Figure data in JSON:
.....

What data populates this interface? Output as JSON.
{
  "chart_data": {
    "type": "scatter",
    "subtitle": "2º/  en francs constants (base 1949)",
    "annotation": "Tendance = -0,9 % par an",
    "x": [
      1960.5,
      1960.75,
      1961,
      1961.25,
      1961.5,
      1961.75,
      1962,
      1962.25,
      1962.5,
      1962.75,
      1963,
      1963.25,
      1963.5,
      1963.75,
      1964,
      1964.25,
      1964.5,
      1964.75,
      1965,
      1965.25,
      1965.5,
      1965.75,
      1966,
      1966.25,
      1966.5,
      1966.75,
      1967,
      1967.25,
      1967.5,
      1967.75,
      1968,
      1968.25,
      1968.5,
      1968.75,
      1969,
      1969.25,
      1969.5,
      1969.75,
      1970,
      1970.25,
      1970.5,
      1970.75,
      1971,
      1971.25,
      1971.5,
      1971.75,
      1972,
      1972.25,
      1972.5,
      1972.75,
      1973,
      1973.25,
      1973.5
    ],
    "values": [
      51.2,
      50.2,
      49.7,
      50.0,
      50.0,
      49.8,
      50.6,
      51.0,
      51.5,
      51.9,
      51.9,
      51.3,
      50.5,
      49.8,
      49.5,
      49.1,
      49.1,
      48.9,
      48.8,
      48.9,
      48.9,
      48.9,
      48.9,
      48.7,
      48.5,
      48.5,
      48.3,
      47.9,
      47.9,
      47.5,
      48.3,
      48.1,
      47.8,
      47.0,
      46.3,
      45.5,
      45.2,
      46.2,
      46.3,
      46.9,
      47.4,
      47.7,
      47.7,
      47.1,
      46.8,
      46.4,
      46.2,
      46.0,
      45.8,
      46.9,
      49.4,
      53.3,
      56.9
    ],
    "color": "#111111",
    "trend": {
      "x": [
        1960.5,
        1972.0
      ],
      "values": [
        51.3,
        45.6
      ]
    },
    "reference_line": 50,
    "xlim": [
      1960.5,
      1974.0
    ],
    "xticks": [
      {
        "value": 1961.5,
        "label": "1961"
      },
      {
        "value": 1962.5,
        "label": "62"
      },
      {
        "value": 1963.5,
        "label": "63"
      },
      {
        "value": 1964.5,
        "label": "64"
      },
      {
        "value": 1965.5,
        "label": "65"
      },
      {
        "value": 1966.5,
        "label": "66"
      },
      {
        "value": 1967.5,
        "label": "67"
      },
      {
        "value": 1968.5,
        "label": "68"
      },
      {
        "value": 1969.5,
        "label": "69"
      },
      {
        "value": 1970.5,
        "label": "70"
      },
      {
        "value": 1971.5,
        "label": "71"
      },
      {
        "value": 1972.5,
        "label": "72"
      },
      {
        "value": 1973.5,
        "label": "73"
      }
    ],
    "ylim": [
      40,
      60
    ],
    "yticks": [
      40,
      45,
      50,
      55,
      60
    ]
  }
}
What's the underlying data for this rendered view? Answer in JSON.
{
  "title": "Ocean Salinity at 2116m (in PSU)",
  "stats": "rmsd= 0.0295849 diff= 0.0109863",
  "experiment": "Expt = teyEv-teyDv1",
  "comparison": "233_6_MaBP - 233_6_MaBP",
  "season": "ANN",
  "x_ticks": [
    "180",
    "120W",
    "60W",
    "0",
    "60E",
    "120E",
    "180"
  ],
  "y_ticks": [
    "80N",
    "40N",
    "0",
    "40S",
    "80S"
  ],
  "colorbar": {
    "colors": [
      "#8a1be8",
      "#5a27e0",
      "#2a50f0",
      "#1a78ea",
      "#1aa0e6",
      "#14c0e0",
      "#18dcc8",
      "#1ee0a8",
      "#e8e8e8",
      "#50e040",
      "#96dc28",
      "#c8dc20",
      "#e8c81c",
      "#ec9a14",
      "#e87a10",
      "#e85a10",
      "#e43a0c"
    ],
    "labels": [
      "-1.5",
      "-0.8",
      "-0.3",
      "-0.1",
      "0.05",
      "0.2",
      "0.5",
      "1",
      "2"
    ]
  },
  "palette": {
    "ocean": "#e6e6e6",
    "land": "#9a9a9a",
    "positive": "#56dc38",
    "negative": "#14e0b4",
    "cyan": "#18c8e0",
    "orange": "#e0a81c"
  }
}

.....

Extract the complete set of records unchanged.

What data populates this interface? Output as JSON.
{
  "chart_data": {
    "type": "scatter",
    "subtitle": "2º/  en francs constants (base 1949)",
    "annotation": "Tendance = -0,9 % par an",
    "x": [
      1960.5,
      1960.75,
      1961,
      1961.25,
      1961.5,
      1961.75,
      1962,
      1962.25,
      1962.5,
      1962.75,
      1963,
      1963.25,
      1963.5,
      1963.75,
      1964,
      1964.25,
      1964.5,
      1964.75,
      1965,
      1965.25,
      1965.5,
      1965.75,
      1966,
      1966.25,
      1966.5,
      1966.75,
      1967,
      1967.25,
      1967.5,
      1967.75,
      1968,
      1968.25,
      1968.5,
      1968.75,
      1969,
      1969.25,
      1969.5,
      1969.75,
      1970,
      1970.25,
      1970.5,
      1970.75,
      1971,
      1971.25,
      1971.5,
      1971.75,
      1972,
      1972.25,
      1972.5,
      1972.75,
      1973,
      1973.25,
      1973.5
    ],
    "values": [
      51.2,
      50.2,
      49.7,
      50.0,
      50.0,
      49.8,
      50.6,
      51.0,
      51.5,
      51.9,
      51.9,
      51.3,
      50.5,
      49.8,
      49.5,
      49.1,
      49.1,
      48.9,
      48.8,
      48.9,
      48.9,
      48.9,
      48.9,
      48.7,
      48.5,
      48.5,
      48.3,
      47.9,
      47.9,
      47.5,
      48.3,
      48.1,
      47.8,
      47.0,
      46.3,
      45.5,
      45.2,
      46.2,
      46.3,
      46.9,
      47.4,
      47.7,
      47.7,
      47.1,
      46.8,
      46.4,
      46.2,
      46.0,
      45.8,
      46.9,
      49.4,
      53.3,
      56.9
    ],
    "color": "#111111",
    "trend": {
      "x": [
        1960.5,
        1972.0
      ],
      "values": [
        51.3,
        45.6
      ]
    },
    "reference_line": 50,
    "xlim": [
      1960.5,
      1974.0
    ],
    "xticks": [
      {
        "value": 1961.5,
        "label": "1961"
      },
      {
        "value": 1962.5,
        "label": "62"
      },
      {
        "value": 1963.5,
        "label": "63"
      },
      {
        "value": 1964.5,
        "label": "64"
      },
      {
        "value": 1965.5,
        "label": "65"
      },
      {
        "value": 1966.5,
        "label": "66"
      },
      {
        "value": 1967.5,
        "label": "67"
      },
      {
        "value": 1968.5,
        "label": "68"
      },
      {
        "value": 1969.5,
        "label": "69"
      },
      {
        "value": 1970.5,
        "label": "70"
      },
      {
        "value": 1971.5,
        "label": "71"
      },
      {
        "value": 1972.5,
        "label": "72"
      },
      {
        "value": 1973.5,
        "label": "73"
      }
    ],
    "ylim": [
      40,
      60
    ],
    "yticks": [
      40,
      45,
      50,
      55,
      60
    ]
  }
}
What's the underlying data for this rendered view? Answer in JSON.
{
  "title": "Ocean Salinity at 2116m (in PSU)",
  "stats": "rmsd= 0.0295849 diff= 0.0109863",
  "experiment": "Expt = teyEv-teyDv1",
  "comparison": "233_6_MaBP - 233_6_MaBP",
  "season": "ANN",
  "x_ticks": [
    "180",
    "120W",
    "60W",
    "0",
    "60E",
    "120E",
    "180"
  ],
  "y_ticks": [
    "80N",
    "40N",
    "0",
    "40S",
    "80S"
  ],
  "colorbar": {
    "colors": [
      "#8a1be8",
      "#5a27e0",
      "#2a50f0",
      "#1a78ea",
      "#1aa0e6",
      "#14c0e0",
      "#18dcc8",
      "#1ee0a8",
      "#e8e8e8",
      "#50e040",
      "#96dc28",
      "#c8dc20",
      "#e8c81c",
      "#ec9a14",
      "#e87a10",
      "#e85a10",
      "#e43a0c"
    ],
    "labels": [
      "-1.5",
      "-0.8",
      "-0.3",
      "-0.1",
      "0.05",
      "0.2",
      "0.5",
      "1",
      "2"
    ]
  },
  "palette": {
    "ocean": "#e6e6e6",
    "land": "#9a9a9a",
    "positive": "#56dc38",
    "negative": "#14e0b4",
    "cyan": "#18c8e0",
    "orange": "#e0a81c"
  }
}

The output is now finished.